= What you will do =
Please transcribe the records precisely; pictures stay out of your copy.

=== Provided information ===

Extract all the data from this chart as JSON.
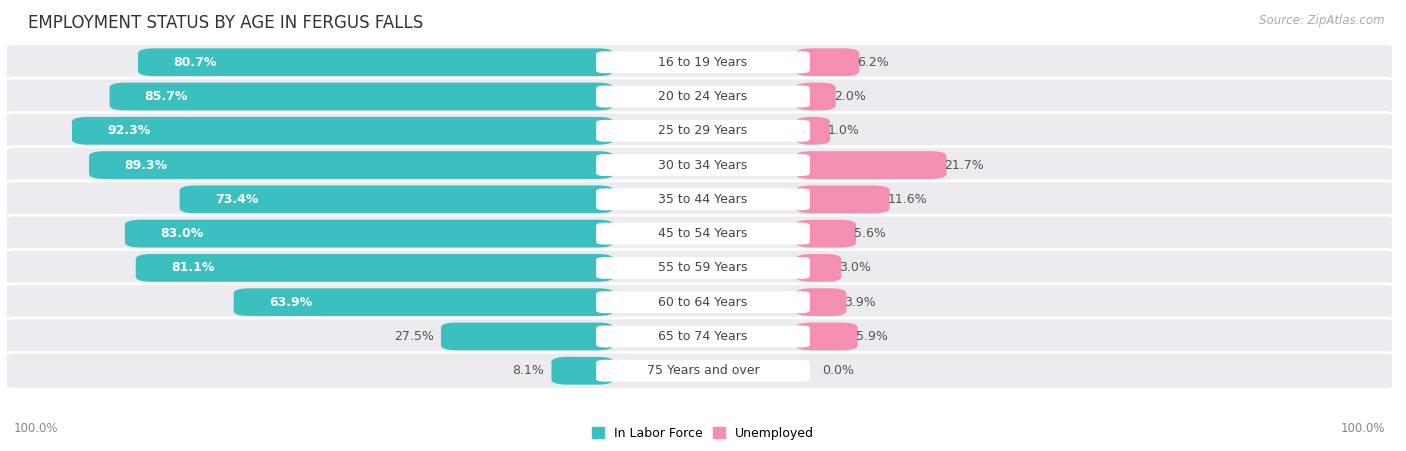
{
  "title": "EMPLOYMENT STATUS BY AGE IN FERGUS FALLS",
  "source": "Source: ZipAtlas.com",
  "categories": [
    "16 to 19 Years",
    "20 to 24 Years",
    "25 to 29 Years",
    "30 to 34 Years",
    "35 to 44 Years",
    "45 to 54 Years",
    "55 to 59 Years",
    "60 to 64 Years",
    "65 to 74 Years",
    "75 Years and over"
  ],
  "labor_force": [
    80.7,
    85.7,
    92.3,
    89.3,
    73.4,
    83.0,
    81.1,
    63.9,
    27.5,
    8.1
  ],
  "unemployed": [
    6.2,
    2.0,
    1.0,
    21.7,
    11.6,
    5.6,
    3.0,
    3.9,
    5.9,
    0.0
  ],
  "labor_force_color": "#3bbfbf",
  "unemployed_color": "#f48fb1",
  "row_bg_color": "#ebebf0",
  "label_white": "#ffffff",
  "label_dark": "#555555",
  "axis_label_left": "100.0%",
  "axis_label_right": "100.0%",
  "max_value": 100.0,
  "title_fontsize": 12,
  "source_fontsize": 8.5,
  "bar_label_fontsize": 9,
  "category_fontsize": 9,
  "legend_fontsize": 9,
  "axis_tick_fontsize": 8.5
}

===

= Completed task =
Extract all the data from this chart as JSON.
{
  "title": "EMPLOYMENT STATUS BY AGE IN FERGUS FALLS",
  "source": "Source: ZipAtlas.com",
  "categories": [
    "16 to 19 Years",
    "20 to 24 Years",
    "25 to 29 Years",
    "30 to 34 Years",
    "35 to 44 Years",
    "45 to 54 Years",
    "55 to 59 Years",
    "60 to 64 Years",
    "65 to 74 Years",
    "75 Years and over"
  ],
  "labor_force": [
    80.7,
    85.7,
    92.3,
    89.3,
    73.4,
    83.0,
    81.1,
    63.9,
    27.5,
    8.1
  ],
  "unemployed": [
    6.2,
    2.0,
    1.0,
    21.7,
    11.6,
    5.6,
    3.0,
    3.9,
    5.9,
    0.0
  ],
  "labor_force_color": "#3bbfbf",
  "unemployed_color": "#f48fb1",
  "row_bg_color": "#ebebf0",
  "label_white": "#ffffff",
  "label_dark": "#555555",
  "axis_label_left": "100.0%",
  "axis_label_right": "100.0%",
  "max_value": 100.0,
  "title_fontsize": 12,
  "source_fontsize": 8.5,
  "bar_label_fontsize": 9,
  "category_fontsize": 9,
  "legend_fontsize": 9,
  "axis_tick_fontsize": 8.5
}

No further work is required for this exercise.